→ **Article**:
[Start]

I'm guessing the answer here is "No", but: Do you still have the original code for this lying around somewhere, for me to look at and maybe try out myself, rather than trying to reimplement it myself?

mw (Nov 26 2019 at 19:27, on Zulip):

the github comments are still referencing it, so it might be just a matter of a few clicks?

pnkfelix (Nov 27 2019 at 10:51, on Zulip):

The github comments say "outdated code" and when I tried to follow them, I got one of those pages that says "We went looking everywhere, but couldn’t find those commits."

bjorn3 (Nov 27 2019 at 20:16, on Zulip):

The force-push messages have working before and after commit links in them.

pnkfelix (Nov 28 2019 at 10:06, on Zulip):

ah thanks @bjorn3 , I've always overlooked that

pnkfelix (Nov 29 2019 at 16:05, on Zulip):

@mw okay I think I have a patch for this

pnkfelix (Nov 29 2019 at 16:06, on Zulip):

I'm going to do some internal testing, but here is the relevant commit; it is largely inspired by the approach you referenced in that earlier PR.

[End]

→ **What you will do**:
1. Reproduce the part of the thread that begins at "I'm guessing the" and stops after "links in them.".
2. According to bjorn3 in the thread, what do the force-push messages contain?
The data placed after this point are separate from the thread.

→ **Information provided**:
[Start]

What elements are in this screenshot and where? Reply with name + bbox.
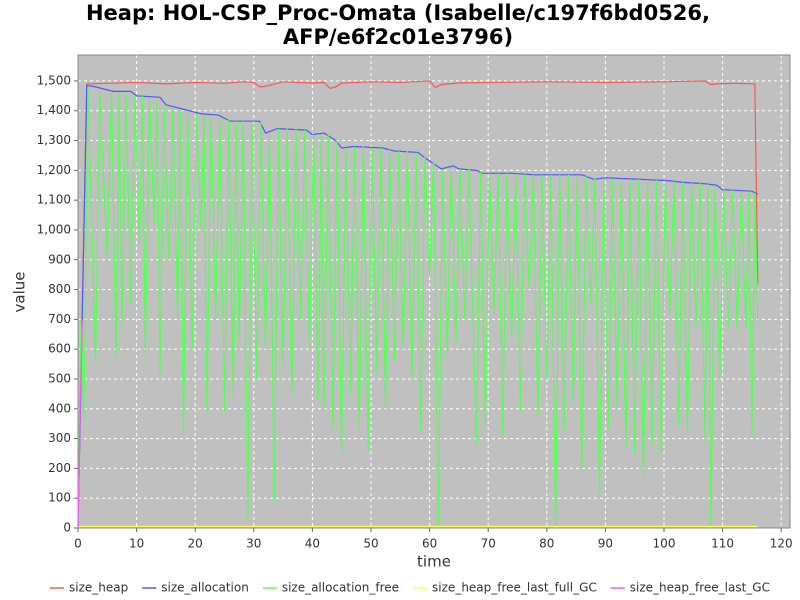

[End]

→ **Results by task**:
1.
I'm guessing the answer here is "No", but: Do you still have the original code for this lying around somewhere, for me to look at and maybe try out myself, rather than trying to reimplement it myself?

mw (Nov 26 2019 at 19:27, on Zulip):

the github comments are still referencing it, so it might be just a matter of a few clicks?

pnkfelix (Nov 27 2019 at 10:51, on Zulip):

The github comments say "outdated code" and when I tried to follow them, I got one of those pages that says "We went looking everywhere, but couldn’t find those commits."

bjorn3 (Nov 27 2019 at 20:16, on Zulip):

The force-push messages have working before and after commit links in them.

2. Working before and after commit links.